[Transcription dataset entries]
•••••
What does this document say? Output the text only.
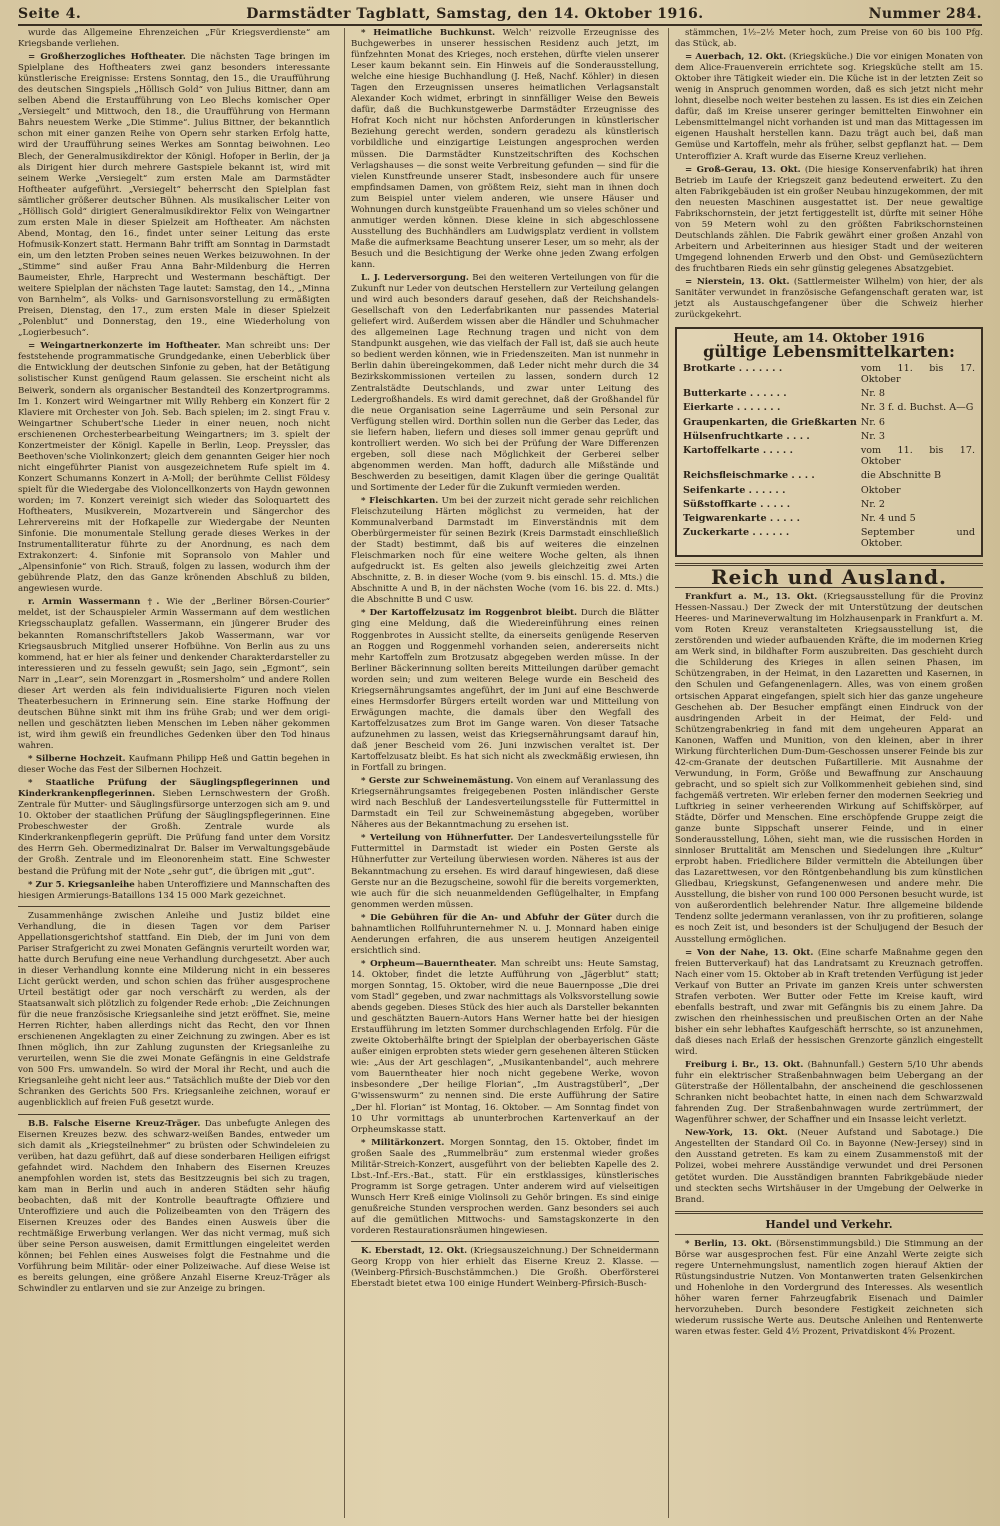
Seite 4.	Darmstädter Tagblatt, Samstag, den 14. Oktober 1916.	Nummer 284.

wurde das Allgemeine Ehrenzeichen „Für Kriegsverdienste“ am Kriegsbande verliehen.

= Großherzogliches Hoftheater. Die nächsten Tage bringen im Spielplane des Hoftheaters zwei ganz besonders interessante künstlerische Ereignisse: Erstens Sonntag, den 15., die Uraufführung des deutschen Singspiels „Höllisch Gold“ von Julius Bittner, dann am selben Abend die Erstaufführung von Leo Blechs komischer Oper „Versiegelt“ und Mittwoch, den 18., die Uraufführung von Hermann Bahrs neuestem Werke „Die Stimme“. Julius Bittner, der bekanntlich schon mit einer ganzen Reihe von Opern sehr starken Erfolg hatte, wird der Uraufführung seines Werkes am Sonntag beiwohnen. Leo Blech, der Generalmusikdirektor der Königl. Hofoper in Berlin, der ja als Dirigent hier durch mehrere Gastspiele bekannt ist, wird mit seinem Werke „Versiegelt“ zum ersten Male am Darmstädter Hoftheater aufgeführt. „Versiegelt“ beherrscht den Spielplan fast sämtlicher größerer deutscher Bühnen. Als musikalischer Leiter von „Höllisch Gold“ dirigiert Generalmusikdirektor Felix von Weingartner zum ersten Male in dieser Spielzeit am Hoftheater. Am nächsten Abend, Montag, den 16., findet unter seiner Leitung das erste Hofmusik-Konzert statt. Hermann Bahr trifft am Sonntag in Darmstadt ein, um den letzten Proben seines neuen Werkes beizuwohnen. In der „Stimme“ sind außer Frau Anna Bahr-Mildenburg die Herren Baumeister, Ehrle, Harprecht und Westermann beschäftigt. Der weitere Spielplan der nächsten Tage lautet: Samstag, den 14., „Minna von Barnhelm“, als Volks- und Garnisonsvorstellung zu ermäßigten Preisen, Dienstag, den 17., zum ersten Male in dieser Spielzeit „Polenblut“ und Donnerstag, den 19., eine Wiederholung von „Logierbesuch“.

= Weingartnerkonzerte im Hoftheater. Man schreibt uns: Der feststehende programmatische Grundgedanke, einen Ueberblick über die Entwicklung der deutschen Sinfonie zu geben, hat der Betätigung solistischer Kunst genügend Raum gelassen. Sie erscheint nicht als Beiwerk, sondern als organischer Bestandteil des Konzertprogramms. Im 1. Konzert wird Weingartner mit Willy Rehberg ein Konzert für 2 Klaviere mit Orchester von Joh. Seb. Bach spielen; im 2. singt Frau v. Weingartner Schubert'sche Lieder in einer neuen, noch nicht erschienenen Orchesterbearbeitung Weingartners; im 3. spielt der Konzertmeister der Königl. Kapelle in Berlin, Leop. Preyssler, das Beethoven'sche Violinkonzert; gleich dem genannten Geiger hier noch nicht eingeführter Pianist von ausgezeichnetem Rufe spielt im 4. Konzert Schumanns Konzert in A-Moll; der berühmte Cellist Földesy spielt für die Wiedergabe des Violoncellkonzerts von Haydn gewonnen worden; im 7. Konzert vereinigt sich wieder das Soloquartett des Hoftheaters, Musikverein, Mozartverein und Sängerchor des Lehrervereins mit der Hofkapelle zur Wiedergabe der Neunten Sinfonie. Die monumentale Stellung gerade dieses Werkes in der Instrumentalliteratur führte zu der Anordnung, es nach dem Extrakonzert: 4. Sinfonie mit Sopransolo von Mahler und „Alpensinfonie“ von Rich. Strauß, folgen zu lassen, wodurch ihm der gebührende Platz, den das Ganze krönenden Abschluß zu bilden, angewiesen wurde.

r. Armin Wassermann †. Wie der „Berliner Börsen-Courier“ meldet, ist der Schauspieler Armin Wassermann auf dem westlichen Kriegsschauplatz gefallen. Wassermann, ein jüngerer Bruder des bekannten Romanschriftstellers Jakob Wassermann, war vor Kriegsausbruch Mitglied unserer Hofbühne. Von Berlin aus zu uns kommend, hat er hier als feiner und denkender Charakterdarsteller zu interessieren und zu fesseln gewußt; sein Jago, sein „Egmont“, sein Narr in „Lear“, sein Morenzgart in „Rosmersholm“ und andere Rollen dieser Art werden als fein individualisierte Figuren noch vielen Theaterbesuchern in Erinnerung sein. Eine starke Hoffnung der deutschen Bühne sinkt mit ihm ins frühe Grab; und wer dem origi-nellen und geschätzten lieben Menschen im Leben näher gekommen ist, wird ihm gewiß ein freundliches Gedenken über den Tod hinaus wahren.

* Silberne Hochzeit. Kaufmann Philipp Heß und Gattin begehen in dieser Woche das Fest der Silbernen Hochzeit.

* Staatliche Prüfung der Säuglingspflegerinnen und Kinderkrankenpflegerinnen. Sieben Lernschwestern der Großh. Zentrale für Mutter- und Säuglingsfürsorge unterzogen sich am 9. und 10. Oktober der staatlichen Prüfung der Säuglingspflegerinnen. Eine Probeschwester der Großh. Zentrale wurde als Kinderkrankenpflegerin geprüft. Die Prüfung fand unter dem Vorsitz des Herrn Geh. Obermedizinalrat Dr. Balser im Verwaltungsgebäude der Großh. Zentrale und im Eleonorenheim statt. Eine Schwester bestand die Prüfung mit der Note „sehr gut“, die übrigen mit „gut“.

* Zur 5. Kriegsanleihe haben Unteroffiziere und Mannschaften des hiesigen Armierungs-Bataillons 134 15 000 Mark gezeichnet.

Zusammenhänge zwischen Anleihe und Justiz bildet eine Verhandlung, die in diesen Tagen vor dem Pariser Appellationsgerichtshof stattfand. Ein Dieb, der im Juni von dem Pariser Strafgericht zu zwei Monaten Gefängnis verurteilt worden war, hatte durch Berufung eine neue Verhandlung durchgesetzt. Aber auch in dieser Verhandlung konnte eine Milderung nicht in ein besseres Licht gerückt werden, und schon schien das früher ausgesprochene Urteil bestätigt oder gar noch verschärft zu werden, als der Staatsanwalt sich plötzlich zu folgender Rede erhob: „Die Zeichnungen für die neue französische Kriegsanleihe sind jetzt eröffnet. Sie, meine Herren Richter, haben allerdings nicht das Recht, den vor Ihnen erschienenen Angeklagten zu einer Zeichnung zu zwingen. Aber es ist Ihnen möglich, ihn zur Zahlung zugunsten der Kriegsanleihe zu verurteilen, wenn Sie die zwei Monate Gefängnis in eine Geldstrafe von 500 Frs. umwandeln. So wird der Moral ihr Recht, und auch die Kriegsanleihe geht nicht leer aus.“ Tatsächlich mußte der Dieb vor den Schranken des Gerichts 500 Frs. Kriegsanleihe zeichnen, worauf er augenblicklich auf freien Fuß gesetzt wurde.

B.B. Falsche Eiserne Kreuz-Träger. Das unbefugte Anlegen des Eisernen Kreuzes bezw. des schwarz-weißen Bandes, entweder um sich damit als „Kriegsteilnehmer“ zu brüsten oder Schwindeleien zu verüben, hat dazu geführt, daß auf diese sonderbaren Heiligen eifrigst gefahndet wird. Nachdem den Inhabern des Eisernen Kreuzes anempfohlen worden ist, stets das Besitzzeugnis bei sich zu tragen, kam man in Berlin und auch in anderen Städten sehr häufig beobachten, daß mit der Kontrolle beauftragte Offiziere und Unteroffiziere und auch die Polizeibeamten von den Trägern des Eisernen Kreuzes oder des Bandes einen Ausweis über die rechtmäßige Erwerbung verlangen. Wer das nicht vermag, muß sich über seine Person ausweisen, damit Ermittlungen eingeleitet werden können; bei Fehlen eines Ausweises folgt die Festnahme und die Vorführung beim Militär- oder einer Polizeiwache. Auf diese Weise ist es bereits gelungen, eine größere Anzahl Eiserne Kreuz-Träger als Schwindler zu entlarven und sie zur Anzeige zu bringen.

* Heimatliche Buchkunst. Welch' reizvolle Erzeugnisse des Buchgewerbes in unserer hessischen Residenz auch jetzt, im fünfzehnten Monat des Krieges, noch erstehen, dürfte vielen unserer Leser kaum bekannt sein. Ein Hinweis auf die Sonderausstellung, welche eine hiesige Buchhandlung (J. Heß, Nachf. Köhler) in diesen Tagen den Erzeugnissen unseres heimatlichen Verlagsanstalt Alexander Koch widmet, erbringt in sinnfälliger Weise den Beweis dafür, daß die Buchkunstgewerbe Darmstädter Erzeugnisse des Hofrat Koch nicht nur höchsten Anforderungen in künstlerischer Beziehung gerecht werden, sondern geradezu als künstlerisch vorbildliche und einzigartige Leistungen angesprochen werden müssen. Die Darmstädter Kunstzeitschriften des Kochschen Verlagshauses — die sonst weite Verbreitung gefunden — sind für die vielen Kunstfreunde unserer Stadt, insbesondere auch für unsere empfindsamen Damen, von größtem Reiz, sieht man in ihnen doch zum Beispiel unter vielem anderen, wie unsere Häuser und Wohnungen durch kunstgeübte Frauenhand um so vieles schöner und anmutiger werden können. Diese kleine in sich abgeschlossene Ausstellung des Buchhändlers am Ludwigsplatz verdient in vollstem Maße die aufmerksame Beachtung unserer Leser, um so mehr, als der Besuch und die Besichtigung der Werke ohne jeden Zwang erfolgen kann.

L. J. Lederversorgung. Bei den weiteren Verteilungen von für die Zukunft nur Leder von deutschen Herstellern zur Verteilung gelangen und wird auch besonders darauf gesehen, daß der Reichshandels-Gesellschaft von den Lederfabrikanten nur passendes Material geliefert wird. Außerdem wissen aber die Händler und Schuhmacher des allgemeinen Lage Rechnung tragen und nicht von dem Standpunkt ausgehen, wie das vielfach der Fall ist, daß sie auch heute so bedient werden können, wie in Friedenszeiten. Man ist nunmehr in Berlin dahin übereingekommen, daß Leder nicht mehr durch die 34 Bezirkskommissionen verteilen zu lassen, sondern durch 12 Zentralstädte Deutschlands, und zwar unter Leitung des Ledergroßhandels. Es wird damit gerechnet, daß der Großhandel für die neue Organisation seine Lagerräume und sein Personal zur Verfügung stellen wird. Dorthin sollen nun die Gerber das Leder, das sie liefern haben, liefern und dieses soll immer genau geprüft und kontrolliert werden. Wo sich bei der Prüfung der Ware Differenzen ergeben, soll diese nach Möglichkeit der Gerberei selber abgenommen werden. Man hofft, dadurch alle Mißstände und Beschwerden zu beseitigen, damit Klagen über die geringe Qualität und Sortimente der Leder für die Zukunft vermieden werden.

* Fleischkarten. Um bei der zurzeit nicht gerade sehr reichlichen Fleischzuteilung Härten möglichst zu vermeiden, hat der Kommunalverband Darmstadt im Einverständnis mit dem Oberbürgermeister für seinen Bezirk (Kreis Darmstadt einschließlich der Stadt) bestimmt, daß bis auf weiteres die einzelnen Fleischmarken noch für eine weitere Woche gelten, als ihnen aufgedruckt ist. Es gelten also jeweils gleichzeitig zwei Arten Abschnitte, z. B. in dieser Woche (vom 9. bis einschl. 15. d. Mts.) die Abschnitte A und B, in der nächsten Woche (vom 16. bis 22. d. Mts.) die Abschnitte B und C usw.

* Der Kartoffelzusatz im Roggenbrot bleibt. Durch die Blätter ging eine Meldung, daß die Wiedereinführung eines reinen Roggenbrotes in Aussicht stellte, da einerseits genügende Reserven an Roggen und Roggenmehl vorhanden seien, andererseits nicht mehr Kartoffeln zum Brotzusatz abgegeben werden müsse. In der Berliner Bäckerinnung sollten bereits Mitteilungen darüber gemacht worden sein; und zum weiteren Belege wurde ein Bescheid des Kriegsernährungsamtes angeführt, der im Juni auf eine Beschwerde eines Hermsdorfer Bürgers erteilt worden war und Mitteilung von Erwägungen machte, die damals über den Wegfall des Kartoffelzusatzes zum Brot im Gange waren. Von dieser Tatsache aufzunehmen zu lassen, weist das Kriegsernährungsamt darauf hin, daß jener Bescheid vom 26. Juni inzwischen veraltet ist. Der Kartoffelzusatz bleibt. Es hat sich nicht als zweckmäßig erwiesen, ihn in Fortfall zu bringen.

* Gerste zur Schweinemästung. Von einem auf Veranlassung des Kriegsernährungsamtes freigegebenen Posten inländischer Gerste wird nach Beschluß der Landesverteilungsstelle für Futtermittel in Darmstadt ein Teil zur Schweinemästung abgegeben, worüber Näheres aus der Bekanntmachung zu ersehen ist.

* Verteilung von Hühnerfutter. Der Landesverteilungsstelle für Futtermittel in Darmstadt ist wieder ein Posten Gerste als Hühnerfutter zur Verteilung überwiesen worden. Näheres ist aus der Bekanntmachung zu ersehen. Es wird darauf hingewiesen, daß diese Gerste nur an die Bezugscheine, sowohl für die bereits vorgemerkten, wie auch für die sich neuanmeldenden Geflügelhalter, in Empfang genommen werden müssen.

* Die Gebühren für die An- und Abfuhr der Güter durch die bahnamtlichen Rollfuhrunternehmer N. u. J. Monnard haben einige Aenderungen erfahren, die aus unserem heutigen Anzeigenteil ersichtlich sind.

* Orpheum—Bauerntheater. Man schreibt uns: Heute Samstag, 14. Oktober, findet die letzte Aufführung von „Jägerblut“ statt; morgen Sonntag, 15. Oktober, wird die neue Bauernposse „Die drei vom Stadl“ gegeben, und zwar nachmittags als Volksvorstellung sowie abends gegeben. Dieses Stück des hier auch als Darsteller bekannten und geschätzten Bauern-Autors Hans Werner hatte bei der hiesigen Erstaufführung im letzten Sommer durchschlagenden Erfolg. Für die zweite Oktoberhälfte bringt der Spielplan der oberbayerischen Gäste außer einigen erprobten stets wieder gern gesehenen älteren Stücken wie: „Aus der Art geschlagen“, „Musikantenbandel“, auch mehrere vom Bauerntheater hier noch nicht gegebene Werke, wovon insbesondere „Der heilige Florian“, „Im Austragstüberl“, „Der G'wissenswurm“ zu nennen sind. Die erste Aufführung der Satire „Der hl. Florian“ ist Montag, 16. Oktober. — Am Sonntag findet von 10 Uhr vormittags ab ununterbrochen Kartenverkauf an der Orpheumskasse statt.

* Militärkonzert. Morgen Sonntag, den 15. Oktober, findet im großen Saale des „Rummelbräu“ zum erstenmal wieder großes Militär-Streich-Konzert, ausgeführt von der beliebten Kapelle des 2. Lbst.-Inf.-Ers.-Bat., statt. Für ein erstklassiges, künstlerisches Programm ist Sorge getragen. Unter anderem wird auf vielseitigen Wunsch Herr Kreß einige Violinsoli zu Gehör bringen. Es sind einige genußreiche Stunden versprochen werden. Ganz besonders sei auch auf die gemütlichen Mittwochs- und Samstagskonzerte in den vorderen Restaurationsräumen hingewiesen.

K. Eberstadt, 12. Okt. (Kriegsauszeichnung.) Der Schneidermann Georg Kropp von hier erhielt das Eiserne Kreuz 2. Klasse. — (Weinberg-Pfirsich-Buschstämmchen.) Die Großh. Oberförsterei Eberstadt bietet etwa 100 einige Hundert Weinberg-Pfirsich-Busch-

stämmchen, 1½–2½ Meter hoch, zum Preise von 60 bis 100 Pfg. das Stück, ab.

= Auerbach, 12. Okt. (Kriegsküche.) Die vor einigen Monaten von dem Alice-Frauenverein errichtete sog. Kriegsküche stellt am 15. Oktober ihre Tätigkeit wieder ein. Die Küche ist in der letzten Zeit so wenig in Anspruch genommen worden, daß es sich jetzt nicht mehr lohnt, dieselbe noch weiter bestehen zu lassen. Es ist dies ein Zeichen dafür, daß im Kreise unserer geringer bemittelten Einwohner ein Lebensmittelmangel nicht vorhanden ist und man das Mittagessen im eigenen Haushalt herstellen kann. Dazu trägt auch bei, daß man Gemüse und Kartoffeln, mehr als früher, selbst gepflanzt hat. — Dem Unteroffizier A. Kraft wurde das Eiserne Kreuz verliehen.

= Groß-Gerau, 13. Okt. (Die hiesige Konservenfabrik) hat ihren Betrieb im Laufe der Kriegszeit ganz bedeutend erweitert. Zu den alten Fabrikgebäuden ist ein großer Neubau hinzugekommen, der mit den neuesten Maschinen ausgestattet ist. Der neue gewaltige Fabrikschornstein, der jetzt fertiggestellt ist, dürfte mit seiner Höhe von 59 Metern wohl zu den größten Fabrikschornsteinen Deutschlands zählen. Die Fabrik gewährt einer großen Anzahl von Arbeitern und Arbeiterinnen aus hiesiger Stadt und der weiteren Umgegend lohnenden Erwerb und den Obst- und Gemüsezüchtern des fruchtbaren Rieds ein sehr günstig gelegenes Absatzgebiet.

= Nierstein, 13. Okt. (Sattlermeister Wilhelm) von hier, der als Sanitäter verwundet in französische Gefangenschaft geraten war, ist jetzt als Austauschgefangener über die Schweiz hierher zurückgekehrt.

Heute, am 14. Oktober 1916
gültige Lebensmittelkarten:
Brotkarte . . . . . . .	vom 11. bis 17. Oktober
Butterkarte . . . . . .	Nr. 8
Eierkarte . . . . . . .	Nr. 3 f. d. Buchst. A—G
Graupenkarten, die Grießkarten	Nr. 6
Hülsenfruchtkarte . . . .	Nr. 3
Kartoffelkarte . . . . .	vom 11. bis 17. Oktober
Reichsfleischmarke . . . .	die Abschnitte B
Seifenkarte . . . . . .	Oktober
Süßstoffkarte . . . . .	Nr. 2
Teigwarenkarte . . . . .	Nr. 4 und 5
Zuckerkarte . . . . . .	September und Oktober.
Reich und Ausland.

Frankfurt a. M., 13. Okt. (Kriegsausstellung für die Provinz Hessen-Nassau.) Der Zweck der mit Unterstützung der deutschen Heeres- und Marineverwaltung im Holzhausenpark in Frankfurt a. M. vom Roten Kreuz veranstalteten Kriegsausstellung ist, die zerstörenden und wieder aufbauenden Kräfte, die im modernen Krieg am Werk sind, in bildhafter Form auszubreiten. Das geschieht durch die Schilderung des Krieges in allen seinen Phasen, im Schützengraben, in der Heimat, in den Lazaretten und Kasernen, in den Schulen und Gefangenenlagern. Alles, was von einem großen ortsischen Apparat eingefangen, spielt sich hier das ganze ungeheure Geschehen ab. Der Besucher empfängt einen Eindruck von der ausdringenden Arbeit in der Heimat, der Feld- und Schützengrabenkrieg in fand mit dem ungeheuren Apparat an Kanonen, Waffen und Munition, von den kleinen, aber in ihrer Wirkung fürchterlichen Dum-Dum-Geschossen unserer Feinde bis zur 42-cm-Granate der deutschen Fußartillerie. Mit Ausnahme der Verwundung, in Form, Größe und Bewaffnung zur Anschauung gebracht, und so spielt sich zur Vollkommenheit gebiehen sind, sind fachgemäß vertreten. Wir erleben ferner den modernen Seekrieg und Luftkrieg in seiner verheerenden Wirkung auf Schiffskörper, auf Städte, Dörfer und Menschen. Eine erschöpfende Gruppe zeigt die ganze bunte Sippschaft unserer Feinde, und in einer Sonderausstellung, Löhen, sieht man, wie die russischen Horden in sinnloser Bruttalität am Menschen und Siedelungen ihre „Kultur“ erprobt haben. Friedlichere Bilder vermitteln die Abteilungen über das Lazarettwesen, vor den Röntgenbehandlung bis zum künstlichen Gliedbau, Kriegskunst, Gefangenenwesen und andere mehr. Die Ausstellung, die bisher von rund 100 000 Personen besucht wurde, ist von außerordentlich belehrender Natur. Ihre allgemeine bildende Tendenz sollte jedermann veranlassen, von ihr zu profitieren, solange es noch Zeit ist, und besonders ist der Schuljugend der Besuch der Ausstellung ermöglichen.

= Von der Nahe, 13. Okt. (Eine scharfe Maßnahme gegen den freien Butterverkauf) hat das Landratsamt zu Kreuznach getroffen. Nach einer vom 15. Oktober ab in Kraft tretenden Verfügung ist jeder Verkauf von Butter an Private im ganzen Kreis unter schwersten Strafen verboten. Wer Butter oder Fette im Kreise kauft, wird ebenfalls bestraft, und zwar mit Gefängnis bis zu einem Jahre. Da zwischen den rheinhessischen und preußischen Orten an der Nahe bisher ein sehr lebhaftes Kaufgeschäft herrschte, so ist anzunehmen, daß dieses nach Erlaß der hessischen Grenzorte gänzlich eingestellt wird.

Freiburg i. Br., 13. Okt. (Bahnunfall.) Gestern 5/10 Uhr abends fuhr ein elektrischer Straßenbahnwagen beim Uebergang an der Güterstraße der Höllentalbahn, der anscheinend die geschlossenen Schranken nicht beobachtet hatte, in einen nach dem Schwarzwald fahrenden Zug. Der Straßenbahnwagen wurde zertrümmert, der Wagenführer schwer, der Schaffner und ein Insasse leicht verletzt.

New-York, 13. Okt. (Neuer Aufstand und Sabotage.) Die Angestellten der Standard Oil Co. in Bayonne (New-Jersey) sind in den Ausstand getreten. Es kam zu einem Zusammenstoß mit der Polizei, wobei mehrere Ausständige verwundet und drei Personen getötet wurden. Die Ausständigen brannten Fabrikgebäude nieder und steckten sechs Wirtshäuser in der Umgebung der Oelwerke in Brand.

Handel und Verkehr.

* Berlin, 13. Okt. (Börsenstimmungsbild.) Die Stimmung an der Börse war ausgesprochen fest. Für eine Anzahl Werte zeigte sich regere Unternehmungslust, namentlich zogen hierauf Aktien der Rüstungsindustrie Nutzen. Von Montanwerten traten Gelsenkirchen und Hohenlohe in den Vordergrund des Interesses. Als wesentlich höher waren ferner Fahrzeugfabrik Eisenach und Daimler hervorzuheben. Durch besondere Festigkeit zeichneten sich wiederum russische Werte aus. Deutsche Anleihen und Rentenwerte waren etwas fester. Geld 4½ Prozent, Privatdiskont 4⅝ Prozent.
•••••
• _Aim of the exercise_: Go line by line through the records and copy those that contain the word "beim".

• _Solution to this exercise_:
B.B. Falsche Eiserne Kreuz-Träger. Das unbefugte Anlegen des Eisernen Kreuzes bezw. des schwarz-weißen Bandes, entweder um sich damit als „Kriegsteilnehmer“ zu brüsten oder Schwindeleien zu verüben, hat dazu geführt, daß auf diese sonderbaren Heiligen eifrigst gefahndet wird. Nachdem den Inhabern des Eisernen Kreuzes anempfohlen worden ist, stets das Besitzzeugnis bei sich zu tragen, kam man in Berlin und auch in anderen Städten sehr häufig beobachten, daß mit der Kontrolle beauftragte Offiziere und Unteroffiziere und auch die Polizeibeamten von den Trägern des Eisernen Kreuzes oder des Bandes einen Ausweis über die rechtmäßige Erwerbung verlangen. Wer das nicht vermag, muß sich über seine Person ausweisen, damit Ermittlungen eingeleitet werden können; bei Fehlen eines Ausweises folgt die Festnahme und die Vorführung beim Militär- oder einer Polizeiwache. Auf diese Weise ist es bereits gelungen, eine größere Anzahl Eiserne Kreuz-Träger als Schwindler zu entlarven und sie zur Anzeige zu bringen.
Freiburg i. Br., 13. Okt. (Bahnunfall.) Gestern 5/10 Uhr abends fuhr ein elektrischer Straßenbahnwagen beim Uebergang an der Güterstraße der Höllentalbahn, der anscheinend die geschlossenen Schranken nicht beobachtet hatte, in einen nach dem Schwarzwald fahrenden Zug. Der Straßenbahnwagen wurde zertrümmert, der Wagenführer schwer, der Schaffner und ein Insasse leicht verletzt.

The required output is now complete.